What needs to be done: Output all lines exactly, with nothing added or dropped.

***** Material provided

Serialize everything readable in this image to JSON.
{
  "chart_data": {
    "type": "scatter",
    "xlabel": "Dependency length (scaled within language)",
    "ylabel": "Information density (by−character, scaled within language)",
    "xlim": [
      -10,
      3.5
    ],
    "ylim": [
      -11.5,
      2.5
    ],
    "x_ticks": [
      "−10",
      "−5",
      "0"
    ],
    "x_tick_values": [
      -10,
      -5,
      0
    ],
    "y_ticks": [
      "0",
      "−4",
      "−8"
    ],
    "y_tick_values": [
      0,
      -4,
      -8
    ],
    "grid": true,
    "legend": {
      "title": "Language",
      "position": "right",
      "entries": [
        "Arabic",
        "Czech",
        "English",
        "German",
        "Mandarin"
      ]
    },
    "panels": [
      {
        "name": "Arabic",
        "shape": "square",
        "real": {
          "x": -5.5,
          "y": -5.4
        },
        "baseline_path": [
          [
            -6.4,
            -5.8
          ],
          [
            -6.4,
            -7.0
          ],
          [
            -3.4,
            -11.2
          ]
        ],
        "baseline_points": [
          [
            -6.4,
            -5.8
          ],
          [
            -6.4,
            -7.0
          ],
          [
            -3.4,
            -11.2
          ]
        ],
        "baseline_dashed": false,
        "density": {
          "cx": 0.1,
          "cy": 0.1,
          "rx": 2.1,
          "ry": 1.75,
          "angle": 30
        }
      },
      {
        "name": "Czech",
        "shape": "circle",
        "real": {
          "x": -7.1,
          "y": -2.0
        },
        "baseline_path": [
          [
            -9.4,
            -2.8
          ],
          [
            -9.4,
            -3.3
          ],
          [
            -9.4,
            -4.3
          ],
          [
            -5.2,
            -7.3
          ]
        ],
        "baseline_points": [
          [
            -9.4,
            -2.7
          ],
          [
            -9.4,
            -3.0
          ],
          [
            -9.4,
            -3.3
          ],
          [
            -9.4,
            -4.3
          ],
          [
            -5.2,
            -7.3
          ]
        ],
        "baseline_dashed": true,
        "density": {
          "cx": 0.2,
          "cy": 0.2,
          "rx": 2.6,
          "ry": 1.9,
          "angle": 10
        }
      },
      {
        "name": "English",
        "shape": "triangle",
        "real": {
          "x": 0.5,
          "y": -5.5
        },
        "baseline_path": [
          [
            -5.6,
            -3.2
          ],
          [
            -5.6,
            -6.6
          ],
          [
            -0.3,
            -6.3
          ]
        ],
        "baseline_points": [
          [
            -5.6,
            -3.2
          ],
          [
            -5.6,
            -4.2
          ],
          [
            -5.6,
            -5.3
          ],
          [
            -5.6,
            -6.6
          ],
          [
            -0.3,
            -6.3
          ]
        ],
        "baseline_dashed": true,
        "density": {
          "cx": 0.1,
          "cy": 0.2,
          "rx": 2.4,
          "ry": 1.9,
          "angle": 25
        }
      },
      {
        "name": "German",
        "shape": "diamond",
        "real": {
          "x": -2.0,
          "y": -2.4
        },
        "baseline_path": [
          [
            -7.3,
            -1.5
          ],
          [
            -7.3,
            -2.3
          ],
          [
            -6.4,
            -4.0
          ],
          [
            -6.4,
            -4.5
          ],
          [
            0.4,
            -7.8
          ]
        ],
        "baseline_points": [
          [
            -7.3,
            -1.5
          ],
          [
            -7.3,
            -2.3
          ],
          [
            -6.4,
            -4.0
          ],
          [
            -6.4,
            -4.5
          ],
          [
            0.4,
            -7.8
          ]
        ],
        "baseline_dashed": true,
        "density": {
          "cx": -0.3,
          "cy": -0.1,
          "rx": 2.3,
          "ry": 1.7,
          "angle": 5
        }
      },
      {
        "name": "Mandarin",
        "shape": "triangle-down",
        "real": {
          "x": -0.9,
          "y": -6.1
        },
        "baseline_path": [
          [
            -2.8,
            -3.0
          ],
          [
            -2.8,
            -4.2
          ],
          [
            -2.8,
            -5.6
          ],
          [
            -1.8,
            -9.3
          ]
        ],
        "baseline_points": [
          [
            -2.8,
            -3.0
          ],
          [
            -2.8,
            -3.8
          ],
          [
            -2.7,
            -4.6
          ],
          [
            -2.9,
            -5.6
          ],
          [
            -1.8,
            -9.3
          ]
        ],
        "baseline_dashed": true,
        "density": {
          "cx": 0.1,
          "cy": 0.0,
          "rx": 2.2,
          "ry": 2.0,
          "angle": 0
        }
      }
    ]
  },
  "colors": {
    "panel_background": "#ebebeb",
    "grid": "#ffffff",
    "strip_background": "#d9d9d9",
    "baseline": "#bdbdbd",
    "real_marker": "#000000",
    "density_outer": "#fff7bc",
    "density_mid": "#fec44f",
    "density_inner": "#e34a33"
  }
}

**********

Answer to the exercise:
Serialize everything readable in this image to JSON.
{
  "chart_data": {
    "type": "scatter",
    "xlabel": "Dependency length (scaled within language)",
    "ylabel": "Information density (by−character, scaled within language)",
    "xlim": [
      -10,
      3.5
    ],
    "ylim": [
      -11.5,
      2.5
    ],
    "x_ticks": [
      "−10",
      "−5",
      "0"
    ],
    "x_tick_values": [
      -10,
      -5,
      0
    ],
    "y_ticks": [
      "0",
      "−4",
      "−8"
    ],
    "y_tick_values": [
      0,
      -4,
      -8
    ],
    "grid": true,
    "legend": {
      "title": "Language",
      "position": "right",
      "entries": [
        "Arabic",
        "Czech",
        "English",
        "German",
        "Mandarin"
      ]
    },
    "panels": [
      {
        "name": "Arabic",
        "shape": "square",
        "real": {
          "x": -5.5,
          "y": -5.4
        },
        "baseline_path": [
          [
            -6.4,
            -5.8
          ],
          [
            -6.4,
            -7.0
          ],
          [
            -3.4,
            -11.2
          ]
        ],
        "baseline_points": [
          [
            -6.4,
            -5.8
          ],
          [
            -6.4,
            -7.0
          ],
          [
            -3.4,
            -11.2
          ]
        ],
        "baseline_dashed": false,
        "density": {
          "cx": 0.1,
          "cy": 0.1,
          "rx": 2.1,
          "ry": 1.75,
          "angle": 30
        }
      },
      {
        "name": "Czech",
        "shape": "circle",
        "real": {
          "x": -7.1,
          "y": -2.0
        },
        "baseline_path": [
          [
            -9.4,
            -2.8
          ],
          [
            -9.4,
            -3.3
          ],
          [
            -9.4,
            -4.3
          ],
          [
            -5.2,
            -7.3
          ]
        ],
        "baseline_points": [
          [
            -9.4,
            -2.7
          ],
          [
            -9.4,
            -3.0
          ],
          [
            -9.4,
            -3.3
          ],
          [
            -9.4,
            -4.3
          ],
          [
            -5.2,
            -7.3
          ]
        ],
        "baseline_dashed": true,
        "density": {
          "cx": 0.2,
          "cy": 0.2,
          "rx": 2.6,
          "ry": 1.9,
          "angle": 10
        }
      },
      {
        "name": "English",
        "shape": "triangle",
        "real": {
          "x": 0.5,
          "y": -5.5
        },
        "baseline_path": [
          [
            -5.6,
            -3.2
          ],
          [
            -5.6,
            -6.6
          ],
          [
            -0.3,
            -6.3
          ]
        ],
        "baseline_points": [
          [
            -5.6,
            -3.2
          ],
          [
            -5.6,
            -4.2
          ],
          [
            -5.6,
            -5.3
          ],
          [
            -5.6,
            -6.6
          ],
          [
            -0.3,
            -6.3
          ]
        ],
        "baseline_dashed": true,
        "density": {
          "cx": 0.1,
          "cy": 0.2,
          "rx": 2.4,
          "ry": 1.9,
          "angle": 25
        }
      },
      {
        "name": "German",
        "shape": "diamond",
        "real": {
          "x": -2.0,
          "y": -2.4
        },
        "baseline_path": [
          [
            -7.3,
            -1.5
          ],
          [
            -7.3,
            -2.3
          ],
          [
            -6.4,
            -4.0
          ],
          [
            -6.4,
            -4.5
          ],
          [
            0.4,
            -7.8
          ]
        ],
        "baseline_points": [
          [
            -7.3,
            -1.5
          ],
          [
            -7.3,
            -2.3
          ],
          [
            -6.4,
            -4.0
          ],
          [
            -6.4,
            -4.5
          ],
          [
            0.4,
            -7.8
          ]
        ],
        "baseline_dashed": true,
        "density": {
          "cx": -0.3,
          "cy": -0.1,
          "rx": 2.3,
          "ry": 1.7,
          "angle": 5
        }
      },
      {
        "name": "Mandarin",
        "shape": "triangle-down",
        "real": {
          "x": -0.9,
          "y": -6.1
        },
        "baseline_path": [
          [
            -2.8,
            -3.0
          ],
          [
            -2.8,
            -4.2
          ],
          [
            -2.8,
            -5.6
          ],
          [
            -1.8,
            -9.3
          ]
        ],
        "baseline_points": [
          [
            -2.8,
            -3.0
          ],
          [
            -2.8,
            -3.8
          ],
          [
            -2.7,
            -4.6
          ],
          [
            -2.9,
            -5.6
          ],
          [
            -1.8,
            -9.3
          ]
        ],
        "baseline_dashed": true,
        "density": {
          "cx": 0.1,
          "cy": 0.0,
          "rx": 2.2,
          "ry": 2.0,
          "angle": 0
        }
      }
    ]
  },
  "colors": {
    "panel_background": "#ebebeb",
    "grid": "#ffffff",
    "strip_background": "#d9d9d9",
    "baseline": "#bdbdbd",
    "real_marker": "#000000",
    "density_outer": "#fff7bc",
    "density_mid": "#fec44f",
    "density_inner": "#e34a33"
  }
}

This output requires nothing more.